▸ TEKS SUMBER
Kamis, Januari 31, 2008

Selamat Tahun Baru 2008 atau 2013?

Pergantian tahun ini kita lalui dengan penuh keprihatinan. Kota kita tercinta Ponorogo dilanda banjir di beberapa kecamatan pada tanggal 26 Desember lalu (bertepatan dengan 3 tahun peringatan tragedi tsunami Aceh). Bencana susul-menyusul terjadi juga di daerah-daerah lain di Jawa Timur, bahkan di seluruh penjuru tanah air. Sudah tidak terkira lagi kerugian fisik maupun psikis yang harus ditanggung.
Karena itu, masihkah momen pergantian tahun 2007 ke 2008 diperingati dengan meriah dan pesta pora? Masihkah ada yang (tega) melakukan pesta menyambut tahun baru di tengah-tengah jerit pilu para korban bencana?

Seharusnya Tahun 2013
Sebaiknya memang kita tidak perlu terlalu berlebihan menyambut tahun baru. Apalagi sampai berpesta segala. Disamping karena masih dalam situasi yang kesusahan, tapi juga salah kaprah. Bukti-bukti ilmiah terkini menyebutkan, seharusnya tahun ini adalah tahun 2013, bukan 2008. Kok bisa?
Sebagaimana kita ketahui, sistem penanggalan yang dipakai mayoritas negara-negara di dunia adalah penanggalan Masehi yang dihitung sejak lahirnya Yesus (Nabi Isa Al-Masih a.s.). Tahun sebelum Yesus lahir disebut BC (Before Christ) atau dalam bahasa Indonesia disebut Sebelum Masehi sedangkan tahun setelah itu disebut AD (Anno Domini/Tahun Tuhan) atau tahun Masehi.

▸ PERMINTAAN 1
Sebutkan semua angka tahun kalender yang muncul dalam teks tentang pergantian tahun, masing-masing satu kali.
▸ PERMINTAAN 2
Menurut teks tentang pergantian tahun, pada tanggal berapa banjir melanda beberapa kecamatan di Ponorogo?

▸ BAGIAN DATA
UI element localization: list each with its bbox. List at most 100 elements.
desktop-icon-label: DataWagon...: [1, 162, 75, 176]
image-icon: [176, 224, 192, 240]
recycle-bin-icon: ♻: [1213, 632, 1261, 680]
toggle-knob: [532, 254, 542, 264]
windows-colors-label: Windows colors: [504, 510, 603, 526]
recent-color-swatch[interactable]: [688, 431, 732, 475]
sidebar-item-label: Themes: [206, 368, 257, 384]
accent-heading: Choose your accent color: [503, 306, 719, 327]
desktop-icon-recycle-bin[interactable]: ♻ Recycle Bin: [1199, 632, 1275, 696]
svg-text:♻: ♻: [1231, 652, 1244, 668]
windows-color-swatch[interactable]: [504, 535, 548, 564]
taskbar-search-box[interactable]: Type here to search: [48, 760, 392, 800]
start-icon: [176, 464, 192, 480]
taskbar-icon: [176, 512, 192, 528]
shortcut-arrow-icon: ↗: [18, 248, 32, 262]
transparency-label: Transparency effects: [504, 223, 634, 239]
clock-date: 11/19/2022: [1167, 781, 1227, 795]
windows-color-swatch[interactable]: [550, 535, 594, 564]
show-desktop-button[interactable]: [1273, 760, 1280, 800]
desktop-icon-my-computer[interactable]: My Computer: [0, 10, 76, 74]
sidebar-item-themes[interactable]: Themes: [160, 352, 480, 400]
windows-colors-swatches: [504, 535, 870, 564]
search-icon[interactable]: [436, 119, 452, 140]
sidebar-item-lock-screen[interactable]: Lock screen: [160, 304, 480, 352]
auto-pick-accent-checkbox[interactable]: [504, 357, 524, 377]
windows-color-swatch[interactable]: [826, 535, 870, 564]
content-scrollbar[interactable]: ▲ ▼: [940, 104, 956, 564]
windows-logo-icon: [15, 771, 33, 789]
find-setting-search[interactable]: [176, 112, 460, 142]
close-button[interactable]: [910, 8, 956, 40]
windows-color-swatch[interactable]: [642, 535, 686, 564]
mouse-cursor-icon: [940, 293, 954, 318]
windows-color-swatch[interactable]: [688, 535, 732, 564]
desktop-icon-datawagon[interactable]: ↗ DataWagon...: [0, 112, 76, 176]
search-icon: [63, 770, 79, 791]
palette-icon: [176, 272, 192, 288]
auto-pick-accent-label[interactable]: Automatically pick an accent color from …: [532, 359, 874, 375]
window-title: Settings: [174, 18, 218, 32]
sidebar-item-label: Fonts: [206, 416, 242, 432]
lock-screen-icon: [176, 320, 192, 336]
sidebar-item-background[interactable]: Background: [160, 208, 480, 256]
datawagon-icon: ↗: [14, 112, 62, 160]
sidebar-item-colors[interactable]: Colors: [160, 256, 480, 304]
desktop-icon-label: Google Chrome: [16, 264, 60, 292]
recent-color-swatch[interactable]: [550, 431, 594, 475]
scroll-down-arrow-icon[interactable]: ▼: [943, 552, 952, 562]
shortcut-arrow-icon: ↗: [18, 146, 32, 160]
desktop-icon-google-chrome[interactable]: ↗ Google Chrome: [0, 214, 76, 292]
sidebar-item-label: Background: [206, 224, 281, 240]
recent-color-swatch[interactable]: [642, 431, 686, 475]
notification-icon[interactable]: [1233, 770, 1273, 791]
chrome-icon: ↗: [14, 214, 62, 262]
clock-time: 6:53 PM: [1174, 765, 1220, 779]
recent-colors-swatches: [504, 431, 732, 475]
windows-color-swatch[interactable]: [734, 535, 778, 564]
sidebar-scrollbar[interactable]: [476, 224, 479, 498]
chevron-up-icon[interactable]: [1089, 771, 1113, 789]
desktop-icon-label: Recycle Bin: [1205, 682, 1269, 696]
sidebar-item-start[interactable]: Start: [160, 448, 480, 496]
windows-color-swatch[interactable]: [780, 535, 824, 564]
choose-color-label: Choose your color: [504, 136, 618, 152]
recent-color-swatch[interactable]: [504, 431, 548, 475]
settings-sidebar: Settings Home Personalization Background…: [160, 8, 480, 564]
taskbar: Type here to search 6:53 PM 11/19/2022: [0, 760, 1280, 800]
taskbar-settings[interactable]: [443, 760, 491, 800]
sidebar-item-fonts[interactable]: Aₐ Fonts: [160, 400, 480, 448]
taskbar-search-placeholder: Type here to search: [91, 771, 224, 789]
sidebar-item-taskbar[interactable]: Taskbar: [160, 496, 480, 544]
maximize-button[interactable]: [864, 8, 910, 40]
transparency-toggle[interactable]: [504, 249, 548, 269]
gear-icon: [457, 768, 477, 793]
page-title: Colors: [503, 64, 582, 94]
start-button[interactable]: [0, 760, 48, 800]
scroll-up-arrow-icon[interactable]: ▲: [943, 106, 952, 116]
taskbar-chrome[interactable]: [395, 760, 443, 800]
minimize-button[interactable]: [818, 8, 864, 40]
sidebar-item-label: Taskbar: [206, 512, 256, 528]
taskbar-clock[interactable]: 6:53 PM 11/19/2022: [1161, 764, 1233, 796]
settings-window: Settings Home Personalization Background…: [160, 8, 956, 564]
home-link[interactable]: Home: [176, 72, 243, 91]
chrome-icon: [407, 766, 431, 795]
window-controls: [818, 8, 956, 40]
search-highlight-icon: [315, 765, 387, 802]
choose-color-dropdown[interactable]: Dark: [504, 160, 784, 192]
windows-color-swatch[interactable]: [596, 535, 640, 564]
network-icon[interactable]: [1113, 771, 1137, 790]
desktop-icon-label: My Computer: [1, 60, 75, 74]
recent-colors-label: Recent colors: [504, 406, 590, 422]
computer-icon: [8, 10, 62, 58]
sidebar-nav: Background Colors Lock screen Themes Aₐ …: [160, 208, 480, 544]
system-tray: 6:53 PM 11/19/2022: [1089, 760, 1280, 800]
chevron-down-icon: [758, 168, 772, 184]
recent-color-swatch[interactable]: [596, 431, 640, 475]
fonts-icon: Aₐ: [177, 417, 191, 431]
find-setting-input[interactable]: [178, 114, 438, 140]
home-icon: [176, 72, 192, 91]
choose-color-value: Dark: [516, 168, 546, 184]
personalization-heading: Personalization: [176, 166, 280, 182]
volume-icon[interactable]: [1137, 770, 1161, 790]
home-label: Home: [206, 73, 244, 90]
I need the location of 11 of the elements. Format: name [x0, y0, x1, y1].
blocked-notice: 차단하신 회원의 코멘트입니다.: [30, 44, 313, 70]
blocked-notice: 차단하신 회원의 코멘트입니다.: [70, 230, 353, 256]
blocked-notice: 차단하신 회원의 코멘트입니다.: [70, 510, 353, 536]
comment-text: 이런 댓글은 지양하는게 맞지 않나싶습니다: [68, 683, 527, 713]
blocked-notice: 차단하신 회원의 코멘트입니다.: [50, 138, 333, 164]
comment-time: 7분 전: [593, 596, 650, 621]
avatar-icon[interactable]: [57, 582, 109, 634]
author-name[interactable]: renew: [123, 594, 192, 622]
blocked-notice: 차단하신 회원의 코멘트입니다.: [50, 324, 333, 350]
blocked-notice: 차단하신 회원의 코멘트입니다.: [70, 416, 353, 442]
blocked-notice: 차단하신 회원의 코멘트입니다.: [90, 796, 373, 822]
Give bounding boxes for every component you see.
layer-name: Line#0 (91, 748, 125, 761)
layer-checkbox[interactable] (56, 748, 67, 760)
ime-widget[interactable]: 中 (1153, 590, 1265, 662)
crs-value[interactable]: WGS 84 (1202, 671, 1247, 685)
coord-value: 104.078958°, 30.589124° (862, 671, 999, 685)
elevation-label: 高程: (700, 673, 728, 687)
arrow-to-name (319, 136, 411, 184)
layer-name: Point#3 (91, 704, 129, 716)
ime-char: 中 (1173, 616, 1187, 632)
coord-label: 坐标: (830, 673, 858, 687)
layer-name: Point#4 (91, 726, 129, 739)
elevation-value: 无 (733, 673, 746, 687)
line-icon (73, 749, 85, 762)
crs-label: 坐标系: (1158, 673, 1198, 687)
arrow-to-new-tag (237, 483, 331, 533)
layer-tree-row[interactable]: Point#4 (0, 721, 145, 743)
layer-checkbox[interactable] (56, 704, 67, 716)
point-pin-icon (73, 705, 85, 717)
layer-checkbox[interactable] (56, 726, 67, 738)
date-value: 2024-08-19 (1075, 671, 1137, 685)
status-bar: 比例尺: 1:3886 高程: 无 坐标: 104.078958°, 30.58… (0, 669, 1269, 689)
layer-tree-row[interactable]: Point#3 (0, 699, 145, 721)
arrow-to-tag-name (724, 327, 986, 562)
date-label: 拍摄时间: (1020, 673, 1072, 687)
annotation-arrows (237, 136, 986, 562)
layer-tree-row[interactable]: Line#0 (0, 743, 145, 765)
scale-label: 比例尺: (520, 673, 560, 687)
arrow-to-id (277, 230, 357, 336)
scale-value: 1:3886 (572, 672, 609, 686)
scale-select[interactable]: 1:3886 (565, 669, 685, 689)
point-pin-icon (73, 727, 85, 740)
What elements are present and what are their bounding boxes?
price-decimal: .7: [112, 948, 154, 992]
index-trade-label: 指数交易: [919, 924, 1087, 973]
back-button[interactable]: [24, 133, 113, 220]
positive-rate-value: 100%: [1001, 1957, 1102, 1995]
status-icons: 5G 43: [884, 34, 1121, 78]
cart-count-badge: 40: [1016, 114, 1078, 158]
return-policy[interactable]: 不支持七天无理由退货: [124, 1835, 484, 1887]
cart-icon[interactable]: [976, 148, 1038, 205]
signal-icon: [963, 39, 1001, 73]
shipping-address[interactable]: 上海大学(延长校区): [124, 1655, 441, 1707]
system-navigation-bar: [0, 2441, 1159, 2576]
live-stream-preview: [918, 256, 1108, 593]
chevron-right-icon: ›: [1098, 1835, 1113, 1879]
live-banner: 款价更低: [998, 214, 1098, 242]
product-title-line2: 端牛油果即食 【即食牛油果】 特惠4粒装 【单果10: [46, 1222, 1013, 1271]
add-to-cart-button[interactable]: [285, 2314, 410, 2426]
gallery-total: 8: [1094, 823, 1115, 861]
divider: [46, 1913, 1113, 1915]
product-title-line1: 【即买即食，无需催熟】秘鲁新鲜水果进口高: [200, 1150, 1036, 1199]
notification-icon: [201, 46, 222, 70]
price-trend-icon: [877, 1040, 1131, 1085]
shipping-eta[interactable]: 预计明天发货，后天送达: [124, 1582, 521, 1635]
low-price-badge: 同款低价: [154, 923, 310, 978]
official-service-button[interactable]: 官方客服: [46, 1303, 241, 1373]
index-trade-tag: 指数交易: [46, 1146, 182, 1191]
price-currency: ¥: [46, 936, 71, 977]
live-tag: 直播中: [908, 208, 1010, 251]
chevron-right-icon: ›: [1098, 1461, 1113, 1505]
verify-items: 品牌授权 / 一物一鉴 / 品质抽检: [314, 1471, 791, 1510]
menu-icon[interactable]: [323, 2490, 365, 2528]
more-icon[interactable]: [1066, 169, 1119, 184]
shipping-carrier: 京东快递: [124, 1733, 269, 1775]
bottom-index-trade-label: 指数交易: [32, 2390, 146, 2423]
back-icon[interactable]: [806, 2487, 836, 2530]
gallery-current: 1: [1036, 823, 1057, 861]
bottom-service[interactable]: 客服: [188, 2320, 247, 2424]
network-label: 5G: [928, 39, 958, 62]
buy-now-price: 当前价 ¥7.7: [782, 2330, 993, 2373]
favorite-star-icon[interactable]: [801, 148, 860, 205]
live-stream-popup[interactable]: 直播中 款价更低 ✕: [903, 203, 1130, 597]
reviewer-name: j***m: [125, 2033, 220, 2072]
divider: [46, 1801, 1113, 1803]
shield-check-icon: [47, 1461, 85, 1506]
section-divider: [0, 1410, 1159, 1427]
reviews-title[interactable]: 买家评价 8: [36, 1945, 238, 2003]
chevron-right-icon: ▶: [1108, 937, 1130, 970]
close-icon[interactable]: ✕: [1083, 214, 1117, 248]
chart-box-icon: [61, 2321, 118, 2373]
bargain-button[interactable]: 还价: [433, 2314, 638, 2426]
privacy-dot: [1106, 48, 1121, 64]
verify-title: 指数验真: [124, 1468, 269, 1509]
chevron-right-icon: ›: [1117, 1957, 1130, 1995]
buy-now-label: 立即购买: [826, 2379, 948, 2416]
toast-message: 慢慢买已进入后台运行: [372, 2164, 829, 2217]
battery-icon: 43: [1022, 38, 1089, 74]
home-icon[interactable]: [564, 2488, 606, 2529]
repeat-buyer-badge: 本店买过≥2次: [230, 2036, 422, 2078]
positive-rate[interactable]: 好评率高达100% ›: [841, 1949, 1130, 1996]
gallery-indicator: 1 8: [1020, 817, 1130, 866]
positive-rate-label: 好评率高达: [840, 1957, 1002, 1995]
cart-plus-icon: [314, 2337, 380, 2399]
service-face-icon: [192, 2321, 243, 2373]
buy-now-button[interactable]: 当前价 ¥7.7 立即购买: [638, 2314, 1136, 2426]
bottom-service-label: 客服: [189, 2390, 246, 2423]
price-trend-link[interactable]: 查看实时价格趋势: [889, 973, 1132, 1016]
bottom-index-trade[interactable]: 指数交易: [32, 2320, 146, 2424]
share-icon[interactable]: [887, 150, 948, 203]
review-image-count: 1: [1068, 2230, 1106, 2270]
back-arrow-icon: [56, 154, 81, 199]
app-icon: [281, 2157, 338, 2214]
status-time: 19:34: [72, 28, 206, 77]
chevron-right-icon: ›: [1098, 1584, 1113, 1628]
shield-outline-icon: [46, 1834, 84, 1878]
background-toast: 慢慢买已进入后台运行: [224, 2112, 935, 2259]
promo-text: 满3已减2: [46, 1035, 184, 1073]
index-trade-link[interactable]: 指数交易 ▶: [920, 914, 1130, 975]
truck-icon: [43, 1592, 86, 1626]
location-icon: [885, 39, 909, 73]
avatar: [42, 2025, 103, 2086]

▸ JAWABAN TERTULIS 1
2007, 2008, 2013

▸ JAWABAN TERTULIS 2
Pada tanggal 26 Desember, bertepatan dengan 3 tahun peringatan tragedi tsunami Aceh.